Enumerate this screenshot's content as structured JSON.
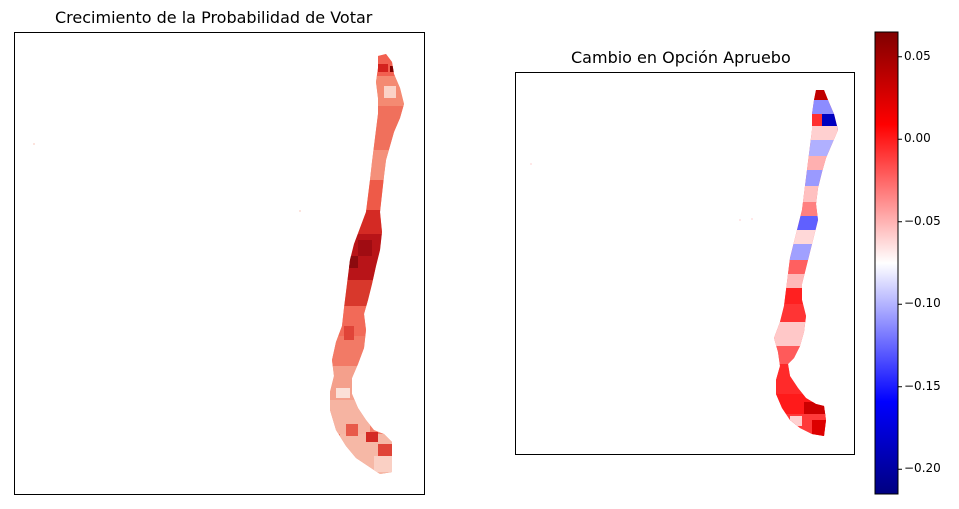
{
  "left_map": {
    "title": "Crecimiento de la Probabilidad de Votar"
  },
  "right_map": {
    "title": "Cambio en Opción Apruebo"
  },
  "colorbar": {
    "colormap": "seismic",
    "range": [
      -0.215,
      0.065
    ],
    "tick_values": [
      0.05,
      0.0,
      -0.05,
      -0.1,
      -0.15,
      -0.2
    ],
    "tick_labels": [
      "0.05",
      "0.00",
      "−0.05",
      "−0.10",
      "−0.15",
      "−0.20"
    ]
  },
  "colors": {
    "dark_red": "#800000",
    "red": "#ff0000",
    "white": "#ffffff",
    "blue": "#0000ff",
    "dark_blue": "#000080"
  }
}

## What is required
Would you mind returning each entry above word for word, skipping the images?

## Reply to the task
Enumerate this screenshot's content as structured JSON.
{
  "left_map": {
    "title": "Crecimiento de la Probabilidad de Votar"
  },
  "right_map": {
    "title": "Cambio en Opción Apruebo"
  },
  "colorbar": {
    "colormap": "seismic",
    "range": [
      -0.215,
      0.065
    ],
    "tick_values": [
      0.05,
      0.0,
      -0.05,
      -0.1,
      -0.15,
      -0.2
    ],
    "tick_labels": [
      "0.05",
      "0.00",
      "−0.05",
      "−0.10",
      "−0.15",
      "−0.20"
    ]
  },
  "colors": {
    "dark_red": "#800000",
    "red": "#ff0000",
    "white": "#ffffff",
    "blue": "#0000ff",
    "dark_blue": "#000080"
  }
}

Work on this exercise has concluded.